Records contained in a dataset
◇ ◇ ◇ ◇

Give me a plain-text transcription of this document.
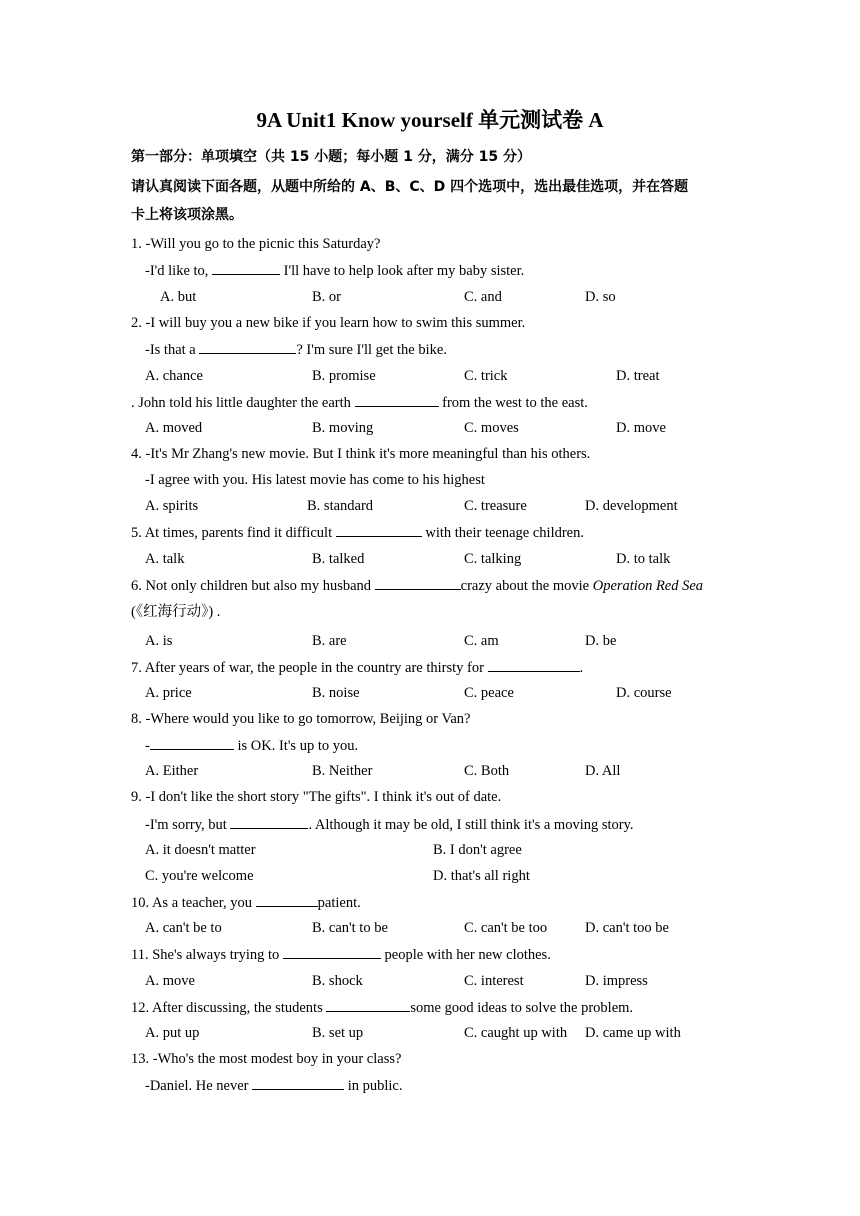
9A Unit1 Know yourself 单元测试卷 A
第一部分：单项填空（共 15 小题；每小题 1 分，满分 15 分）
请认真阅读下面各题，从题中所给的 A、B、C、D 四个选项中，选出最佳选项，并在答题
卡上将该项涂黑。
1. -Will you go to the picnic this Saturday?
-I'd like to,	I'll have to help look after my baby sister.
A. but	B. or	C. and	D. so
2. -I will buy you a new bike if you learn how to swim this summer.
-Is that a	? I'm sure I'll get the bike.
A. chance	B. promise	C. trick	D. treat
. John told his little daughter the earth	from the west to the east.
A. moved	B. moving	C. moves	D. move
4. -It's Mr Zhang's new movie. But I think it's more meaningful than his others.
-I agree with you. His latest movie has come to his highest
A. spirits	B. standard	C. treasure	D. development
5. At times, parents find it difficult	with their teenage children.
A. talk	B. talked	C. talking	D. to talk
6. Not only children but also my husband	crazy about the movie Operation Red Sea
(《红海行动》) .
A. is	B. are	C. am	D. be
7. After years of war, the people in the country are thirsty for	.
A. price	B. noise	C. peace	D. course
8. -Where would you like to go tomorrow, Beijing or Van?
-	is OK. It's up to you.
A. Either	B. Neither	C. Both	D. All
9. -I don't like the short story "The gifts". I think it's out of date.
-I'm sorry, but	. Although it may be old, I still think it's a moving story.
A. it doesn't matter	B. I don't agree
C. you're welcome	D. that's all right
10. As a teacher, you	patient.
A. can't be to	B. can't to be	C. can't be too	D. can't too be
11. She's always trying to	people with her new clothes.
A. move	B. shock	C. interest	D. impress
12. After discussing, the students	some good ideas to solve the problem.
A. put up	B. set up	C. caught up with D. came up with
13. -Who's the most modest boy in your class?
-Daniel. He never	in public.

◇ ◇ ◇ ◇

WHAT YOU NEED TO DO: Copy every record character for character. Skip the pictures.

RESULT OF THIS TASK:
Give me a plain-text transcription of this document.
9A Unit1 Know yourself 单元测试卷 A
第一部分：单项填空（共 15 小题；每小题 1 分，满分 15 分）
请认真阅读下面各题，从题中所给的 A、B、C、D 四个选项中，选出最佳选项，并在答题
卡上将该项涂黑。
1. -Will you go to the picnic this Saturday?
-I'd like to,	I'll have to help look after my baby sister.
A. but	B. or	C. and	D. so
2. -I will buy you a new bike if you learn how to swim this summer.
-Is that a	? I'm sure I'll get the bike.
A. chance	B. promise	C. trick	D. treat
. John told his little daughter the earth	from the west to the east.
A. moved	B. moving	C. moves	D. move
4. -It's Mr Zhang's new movie. But I think it's more meaningful than his others.
-I agree with you. His latest movie has come to his highest
A. spirits	B. standard	C. treasure	D. development
5. At times, parents find it difficult	with their teenage children.
A. talk	B. talked	C. talking	D. to talk
6. Not only children but also my husband	crazy about the movie Operation Red Sea
(《红海行动》) .
A. is	B. are	C. am	D. be
7. After years of war, the people in the country are thirsty for	.
A. price	B. noise	C. peace	D. course
8. -Where would you like to go tomorrow, Beijing or Van?
-	is OK. It's up to you.
A. Either	B. Neither	C. Both	D. All
9. -I don't like the short story "The gifts". I think it's out of date.
-I'm sorry, but	. Although it may be old, I still think it's a moving story.
A. it doesn't matter	B. I don't agree
C. you're welcome	D. that's all right
10. As a teacher, you	patient.
A. can't be to	B. can't to be	C. can't be too	D. can't too be
11. She's always trying to	people with her new clothes.
A. move	B. shock	C. interest	D. impress
12. After discussing, the students	some good ideas to solve the problem.
A. put up	B. set up	C. caught up with D. came up with
13. -Who's the most modest boy in your class?
-Daniel. He never	in public.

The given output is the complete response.